[Begin Rows]
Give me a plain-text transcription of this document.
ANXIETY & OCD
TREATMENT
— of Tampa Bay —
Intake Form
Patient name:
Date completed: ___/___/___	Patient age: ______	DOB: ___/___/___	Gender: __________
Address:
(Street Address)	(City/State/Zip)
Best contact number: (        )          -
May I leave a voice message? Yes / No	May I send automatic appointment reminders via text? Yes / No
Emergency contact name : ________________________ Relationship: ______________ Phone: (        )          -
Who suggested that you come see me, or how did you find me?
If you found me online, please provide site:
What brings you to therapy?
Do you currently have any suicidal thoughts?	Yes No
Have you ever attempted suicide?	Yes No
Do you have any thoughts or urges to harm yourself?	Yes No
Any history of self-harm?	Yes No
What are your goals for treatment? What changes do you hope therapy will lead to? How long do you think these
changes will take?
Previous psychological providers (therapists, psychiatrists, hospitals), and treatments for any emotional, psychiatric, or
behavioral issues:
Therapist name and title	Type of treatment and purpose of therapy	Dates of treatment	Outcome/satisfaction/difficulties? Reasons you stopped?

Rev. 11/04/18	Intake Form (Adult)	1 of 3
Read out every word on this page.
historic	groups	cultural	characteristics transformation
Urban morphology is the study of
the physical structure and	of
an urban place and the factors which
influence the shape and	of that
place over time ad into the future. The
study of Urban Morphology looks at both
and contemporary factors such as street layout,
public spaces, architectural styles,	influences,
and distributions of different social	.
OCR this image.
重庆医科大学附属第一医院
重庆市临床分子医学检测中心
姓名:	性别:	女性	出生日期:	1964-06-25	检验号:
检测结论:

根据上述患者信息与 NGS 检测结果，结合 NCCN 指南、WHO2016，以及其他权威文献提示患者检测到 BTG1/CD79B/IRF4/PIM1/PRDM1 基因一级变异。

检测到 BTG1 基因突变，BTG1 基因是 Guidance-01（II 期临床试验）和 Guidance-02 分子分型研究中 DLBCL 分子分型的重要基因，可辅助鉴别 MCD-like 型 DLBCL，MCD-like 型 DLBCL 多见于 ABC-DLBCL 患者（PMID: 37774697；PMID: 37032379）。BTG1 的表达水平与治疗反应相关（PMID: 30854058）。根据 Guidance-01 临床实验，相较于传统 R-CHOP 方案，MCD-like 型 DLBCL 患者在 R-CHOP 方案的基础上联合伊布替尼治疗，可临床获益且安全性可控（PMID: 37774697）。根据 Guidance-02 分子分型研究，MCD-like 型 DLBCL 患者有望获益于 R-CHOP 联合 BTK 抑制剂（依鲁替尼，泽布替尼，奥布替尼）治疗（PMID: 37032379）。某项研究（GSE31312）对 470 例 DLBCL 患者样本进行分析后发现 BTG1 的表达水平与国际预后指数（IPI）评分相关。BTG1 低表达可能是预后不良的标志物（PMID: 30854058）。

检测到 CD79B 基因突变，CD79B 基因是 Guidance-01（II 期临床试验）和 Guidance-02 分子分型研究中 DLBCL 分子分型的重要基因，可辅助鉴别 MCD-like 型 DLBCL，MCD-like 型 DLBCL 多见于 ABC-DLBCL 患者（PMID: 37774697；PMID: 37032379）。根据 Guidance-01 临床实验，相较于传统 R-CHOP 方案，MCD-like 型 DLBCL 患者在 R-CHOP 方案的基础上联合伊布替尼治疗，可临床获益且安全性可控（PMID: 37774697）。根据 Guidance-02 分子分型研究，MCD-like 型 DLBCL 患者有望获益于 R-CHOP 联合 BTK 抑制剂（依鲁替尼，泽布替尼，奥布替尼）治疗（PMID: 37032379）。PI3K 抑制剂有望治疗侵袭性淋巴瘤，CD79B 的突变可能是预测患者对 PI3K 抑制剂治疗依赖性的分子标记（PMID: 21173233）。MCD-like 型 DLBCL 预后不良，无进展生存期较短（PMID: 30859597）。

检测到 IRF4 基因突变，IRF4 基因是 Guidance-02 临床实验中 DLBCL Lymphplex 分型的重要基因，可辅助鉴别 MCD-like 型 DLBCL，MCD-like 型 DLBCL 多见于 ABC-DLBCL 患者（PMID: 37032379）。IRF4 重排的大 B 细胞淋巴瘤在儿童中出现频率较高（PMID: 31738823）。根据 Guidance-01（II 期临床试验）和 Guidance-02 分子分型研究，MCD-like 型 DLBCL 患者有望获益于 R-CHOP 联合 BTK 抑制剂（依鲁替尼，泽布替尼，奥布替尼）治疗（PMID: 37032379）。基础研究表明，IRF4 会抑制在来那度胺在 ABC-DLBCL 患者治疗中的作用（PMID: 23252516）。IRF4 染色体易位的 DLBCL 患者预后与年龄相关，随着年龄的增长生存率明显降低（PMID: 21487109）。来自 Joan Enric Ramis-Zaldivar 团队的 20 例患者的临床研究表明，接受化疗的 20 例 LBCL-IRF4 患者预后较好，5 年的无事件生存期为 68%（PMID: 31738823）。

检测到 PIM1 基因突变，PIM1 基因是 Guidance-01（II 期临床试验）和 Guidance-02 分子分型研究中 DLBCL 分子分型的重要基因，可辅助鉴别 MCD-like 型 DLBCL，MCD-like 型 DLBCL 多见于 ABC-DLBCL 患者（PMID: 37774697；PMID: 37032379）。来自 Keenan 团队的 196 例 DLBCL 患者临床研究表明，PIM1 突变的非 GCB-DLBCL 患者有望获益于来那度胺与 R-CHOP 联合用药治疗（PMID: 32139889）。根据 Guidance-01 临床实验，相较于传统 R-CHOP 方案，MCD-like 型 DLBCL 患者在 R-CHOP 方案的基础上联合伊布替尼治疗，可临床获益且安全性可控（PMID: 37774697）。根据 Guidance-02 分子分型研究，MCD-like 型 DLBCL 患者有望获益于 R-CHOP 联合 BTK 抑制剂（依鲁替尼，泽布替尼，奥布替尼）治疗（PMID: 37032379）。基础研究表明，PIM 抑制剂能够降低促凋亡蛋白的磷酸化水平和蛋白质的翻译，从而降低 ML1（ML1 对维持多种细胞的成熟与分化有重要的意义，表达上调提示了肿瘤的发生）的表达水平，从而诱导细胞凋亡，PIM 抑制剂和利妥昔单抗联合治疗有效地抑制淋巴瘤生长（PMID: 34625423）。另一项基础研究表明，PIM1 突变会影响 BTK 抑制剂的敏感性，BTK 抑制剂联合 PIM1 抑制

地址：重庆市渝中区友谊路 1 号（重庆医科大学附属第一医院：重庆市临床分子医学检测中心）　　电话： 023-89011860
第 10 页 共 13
[End Rows]
• **What is being asked**: Repeat the material above in full, exactly as it stands.

• **Full solution**:
Give me a plain-text transcription of this document.
ANXIETY & OCD
TREATMENT
— of Tampa Bay —
Intake Form
Patient name:
Date completed: ___/___/___	Patient age: ______	DOB: ___/___/___	Gender: __________
Address:
(Street Address)	(City/State/Zip)
Best contact number: (        )          -
May I leave a voice message? Yes / No	May I send automatic appointment reminders via text? Yes / No
Emergency contact name : ________________________ Relationship: ______________ Phone: (        )          -
Who suggested that you come see me, or how did you find me?
If you found me online, please provide site:
What brings you to therapy?
Do you currently have any suicidal thoughts?	Yes No
Have you ever attempted suicide?	Yes No
Do you have any thoughts or urges to harm yourself?	Yes No
Any history of self-harm?	Yes No
What are your goals for treatment? What changes do you hope therapy will lead to? How long do you think these
changes will take?
Previous psychological providers (therapists, psychiatrists, hospitals), and treatments for any emotional, psychiatric, or
behavioral issues:
Therapist name and title	Type of treatment and purpose of therapy	Dates of treatment	Outcome/satisfaction/difficulties? Reasons you stopped?

Rev. 11/04/18	Intake Form (Adult)	1 of 3
Read out every word on this page.
historic	groups	cultural	characteristics transformation
Urban morphology is the study of
the physical structure and	of
an urban place and the factors which
influence the shape and	of that
place over time ad into the future. The
study of Urban Morphology looks at both
and contemporary factors such as street layout,
public spaces, architectural styles,	influences,
and distributions of different social	.
OCR this image.
重庆医科大学附属第一医院
重庆市临床分子医学检测中心
姓名:	性别:	女性	出生日期:	1964-06-25	检验号:
检测结论:

根据上述患者信息与 NGS 检测结果，结合 NCCN 指南、WHO2016，以及其他权威文献提示患者检测到 BTG1/CD79B/IRF4/PIM1/PRDM1 基因一级变异。

检测到 BTG1 基因突变，BTG1 基因是 Guidance-01（II 期临床试验）和 Guidance-02 分子分型研究中 DLBCL 分子分型的重要基因，可辅助鉴别 MCD-like 型 DLBCL，MCD-like 型 DLBCL 多见于 ABC-DLBCL 患者（PMID: 37774697；PMID: 37032379）。BTG1 的表达水平与治疗反应相关（PMID: 30854058）。根据 Guidance-01 临床实验，相较于传统 R-CHOP 方案，MCD-like 型 DLBCL 患者在 R-CHOP 方案的基础上联合伊布替尼治疗，可临床获益且安全性可控（PMID: 37774697）。根据 Guidance-02 分子分型研究，MCD-like 型 DLBCL 患者有望获益于 R-CHOP 联合 BTK 抑制剂（依鲁替尼，泽布替尼，奥布替尼）治疗（PMID: 37032379）。某项研究（GSE31312）对 470 例 DLBCL 患者样本进行分析后发现 BTG1 的表达水平与国际预后指数（IPI）评分相关。BTG1 低表达可能是预后不良的标志物（PMID: 30854058）。

检测到 CD79B 基因突变，CD79B 基因是 Guidance-01（II 期临床试验）和 Guidance-02 分子分型研究中 DLBCL 分子分型的重要基因，可辅助鉴别 MCD-like 型 DLBCL，MCD-like 型 DLBCL 多见于 ABC-DLBCL 患者（PMID: 37774697；PMID: 37032379）。根据 Guidance-01 临床实验，相较于传统 R-CHOP 方案，MCD-like 型 DLBCL 患者在 R-CHOP 方案的基础上联合伊布替尼治疗，可临床获益且安全性可控（PMID: 37774697）。根据 Guidance-02 分子分型研究，MCD-like 型 DLBCL 患者有望获益于 R-CHOP 联合 BTK 抑制剂（依鲁替尼，泽布替尼，奥布替尼）治疗（PMID: 37032379）。PI3K 抑制剂有望治疗侵袭性淋巴瘤，CD79B 的突变可能是预测患者对 PI3K 抑制剂治疗依赖性的分子标记（PMID: 21173233）。MCD-like 型 DLBCL 预后不良，无进展生存期较短（PMID: 30859597）。

检测到 IRF4 基因突变，IRF4 基因是 Guidance-02 临床实验中 DLBCL Lymphplex 分型的重要基因，可辅助鉴别 MCD-like 型 DLBCL，MCD-like 型 DLBCL 多见于 ABC-DLBCL 患者（PMID: 37032379）。IRF4 重排的大 B 细胞淋巴瘤在儿童中出现频率较高（PMID: 31738823）。根据 Guidance-01（II 期临床试验）和 Guidance-02 分子分型研究，MCD-like 型 DLBCL 患者有望获益于 R-CHOP 联合 BTK 抑制剂（依鲁替尼，泽布替尼，奥布替尼）治疗（PMID: 37032379）。基础研究表明，IRF4 会抑制在来那度胺在 ABC-DLBCL 患者治疗中的作用（PMID: 23252516）。IRF4 染色体易位的 DLBCL 患者预后与年龄相关，随着年龄的增长生存率明显降低（PMID: 21487109）。来自 Joan Enric Ramis-Zaldivar 团队的 20 例患者的临床研究表明，接受化疗的 20 例 LBCL-IRF4 患者预后较好，5 年的无事件生存期为 68%（PMID: 31738823）。

检测到 PIM1 基因突变，PIM1 基因是 Guidance-01（II 期临床试验）和 Guidance-02 分子分型研究中 DLBCL 分子分型的重要基因，可辅助鉴别 MCD-like 型 DLBCL，MCD-like 型 DLBCL 多见于 ABC-DLBCL 患者（PMID: 37774697；PMID: 37032379）。来自 Keenan 团队的 196 例 DLBCL 患者临床研究表明，PIM1 突变的非 GCB-DLBCL 患者有望获益于来那度胺与 R-CHOP 联合用药治疗（PMID: 32139889）。根据 Guidance-01 临床实验，相较于传统 R-CHOP 方案，MCD-like 型 DLBCL 患者在 R-CHOP 方案的基础上联合伊布替尼治疗，可临床获益且安全性可控（PMID: 37774697）。根据 Guidance-02 分子分型研究，MCD-like 型 DLBCL 患者有望获益于 R-CHOP 联合 BTK 抑制剂（依鲁替尼，泽布替尼，奥布替尼）治疗（PMID: 37032379）。基础研究表明，PIM 抑制剂能够降低促凋亡蛋白的磷酸化水平和蛋白质的翻译，从而降低 ML1（ML1 对维持多种细胞的成熟与分化有重要的意义，表达上调提示了肿瘤的发生）的表达水平，从而诱导细胞凋亡，PIM 抑制剂和利妥昔单抗联合治疗有效地抑制淋巴瘤生长（PMID: 34625423）。另一项基础研究表明，PIM1 突变会影响 BTK 抑制剂的敏感性，BTK 抑制剂联合 PIM1 抑制

地址：重庆市渝中区友谊路 1 号（重庆医科大学附属第一医院：重庆市临床分子医学检测中心）　　电话： 023-89011860
第 10 页 共 13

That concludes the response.